Provide the data again in its entirety, exactly as given.
==== Given records ====
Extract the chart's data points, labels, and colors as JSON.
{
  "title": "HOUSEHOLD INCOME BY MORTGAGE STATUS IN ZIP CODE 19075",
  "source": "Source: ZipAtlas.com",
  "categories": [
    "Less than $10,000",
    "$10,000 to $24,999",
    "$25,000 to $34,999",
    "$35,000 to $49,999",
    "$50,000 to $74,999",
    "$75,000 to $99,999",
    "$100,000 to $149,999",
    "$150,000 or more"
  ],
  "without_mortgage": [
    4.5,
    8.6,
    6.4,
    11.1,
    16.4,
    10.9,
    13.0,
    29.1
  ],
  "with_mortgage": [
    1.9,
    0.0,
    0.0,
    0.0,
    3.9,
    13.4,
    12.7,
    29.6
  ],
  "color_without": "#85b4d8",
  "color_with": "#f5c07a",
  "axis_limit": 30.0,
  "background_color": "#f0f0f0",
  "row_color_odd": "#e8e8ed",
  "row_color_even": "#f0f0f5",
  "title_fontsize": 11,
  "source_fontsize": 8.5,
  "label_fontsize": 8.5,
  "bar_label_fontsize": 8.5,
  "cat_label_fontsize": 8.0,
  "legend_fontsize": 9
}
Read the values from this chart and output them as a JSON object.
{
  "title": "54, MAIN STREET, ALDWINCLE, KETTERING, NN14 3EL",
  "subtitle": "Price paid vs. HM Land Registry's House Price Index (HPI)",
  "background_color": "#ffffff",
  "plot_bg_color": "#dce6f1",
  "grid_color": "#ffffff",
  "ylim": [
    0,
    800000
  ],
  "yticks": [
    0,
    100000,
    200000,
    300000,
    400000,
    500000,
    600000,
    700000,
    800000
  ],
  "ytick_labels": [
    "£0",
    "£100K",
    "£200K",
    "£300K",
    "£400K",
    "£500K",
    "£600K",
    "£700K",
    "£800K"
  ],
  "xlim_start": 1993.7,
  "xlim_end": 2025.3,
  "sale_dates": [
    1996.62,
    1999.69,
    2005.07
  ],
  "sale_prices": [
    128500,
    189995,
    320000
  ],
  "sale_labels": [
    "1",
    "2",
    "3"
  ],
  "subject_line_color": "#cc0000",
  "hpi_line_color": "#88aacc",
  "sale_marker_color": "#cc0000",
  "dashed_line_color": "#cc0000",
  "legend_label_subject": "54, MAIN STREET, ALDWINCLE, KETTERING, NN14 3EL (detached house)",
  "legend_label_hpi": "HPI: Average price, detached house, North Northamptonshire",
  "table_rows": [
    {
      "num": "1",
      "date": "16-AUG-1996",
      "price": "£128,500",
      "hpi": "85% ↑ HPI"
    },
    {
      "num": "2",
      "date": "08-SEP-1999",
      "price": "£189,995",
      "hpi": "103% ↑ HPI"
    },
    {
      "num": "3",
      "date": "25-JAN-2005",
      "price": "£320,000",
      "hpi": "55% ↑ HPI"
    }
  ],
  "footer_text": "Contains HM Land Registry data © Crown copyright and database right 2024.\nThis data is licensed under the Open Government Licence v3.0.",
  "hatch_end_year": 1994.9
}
====
Completed exercise ::
Extract the chart's data points, labels, and colors as JSON.
{
  "title": "HOUSEHOLD INCOME BY MORTGAGE STATUS IN ZIP CODE 19075",
  "source": "Source: ZipAtlas.com",
  "categories": [
    "Less than $10,000",
    "$10,000 to $24,999",
    "$25,000 to $34,999",
    "$35,000 to $49,999",
    "$50,000 to $74,999",
    "$75,000 to $99,999",
    "$100,000 to $149,999",
    "$150,000 or more"
  ],
  "without_mortgage": [
    4.5,
    8.6,
    6.4,
    11.1,
    16.4,
    10.9,
    13.0,
    29.1
  ],
  "with_mortgage": [
    1.9,
    0.0,
    0.0,
    0.0,
    3.9,
    13.4,
    12.7,
    29.6
  ],
  "color_without": "#85b4d8",
  "color_with": "#f5c07a",
  "axis_limit": 30.0,
  "background_color": "#f0f0f0",
  "row_color_odd": "#e8e8ed",
  "row_color_even": "#f0f0f5",
  "title_fontsize": 11,
  "source_fontsize": 8.5,
  "label_fontsize": 8.5,
  "bar_label_fontsize": 8.5,
  "cat_label_fontsize": 8.0,
  "legend_fontsize": 9
}
Read the values from this chart and output them as a JSON object.
{
  "title": "54, MAIN STREET, ALDWINCLE, KETTERING, NN14 3EL",
  "subtitle": "Price paid vs. HM Land Registry's House Price Index (HPI)",
  "background_color": "#ffffff",
  "plot_bg_color": "#dce6f1",
  "grid_color": "#ffffff",
  "ylim": [
    0,
    800000
  ],
  "yticks": [
    0,
    100000,
    200000,
    300000,
    400000,
    500000,
    600000,
    700000,
    800000
  ],
  "ytick_labels": [
    "£0",
    "£100K",
    "£200K",
    "£300K",
    "£400K",
    "£500K",
    "£600K",
    "£700K",
    "£800K"
  ],
  "xlim_start": 1993.7,
  "xlim_end": 2025.3,
  "sale_dates": [
    1996.62,
    1999.69,
    2005.07
  ],
  "sale_prices": [
    128500,
    189995,
    320000
  ],
  "sale_labels": [
    "1",
    "2",
    "3"
  ],
  "subject_line_color": "#cc0000",
  "hpi_line_color": "#88aacc",
  "sale_marker_color": "#cc0000",
  "dashed_line_color": "#cc0000",
  "legend_label_subject": "54, MAIN STREET, ALDWINCLE, KETTERING, NN14 3EL (detached house)",
  "legend_label_hpi": "HPI: Average price, detached house, North Northamptonshire",
  "table_rows": [
    {
      "num": "1",
      "date": "16-AUG-1996",
      "price": "£128,500",
      "hpi": "85% ↑ HPI"
    },
    {
      "num": "2",
      "date": "08-SEP-1999",
      "price": "£189,995",
      "hpi": "103% ↑ HPI"
    },
    {
      "num": "3",
      "date": "25-JAN-2005",
      "price": "£320,000",
      "hpi": "55% ↑ HPI"
    }
  ],
  "footer_text": "Contains HM Land Registry data © Crown copyright and database right 2024.\nThis data is licensed under the Open Government Licence v3.0.",
  "hatch_end_year": 1994.9
}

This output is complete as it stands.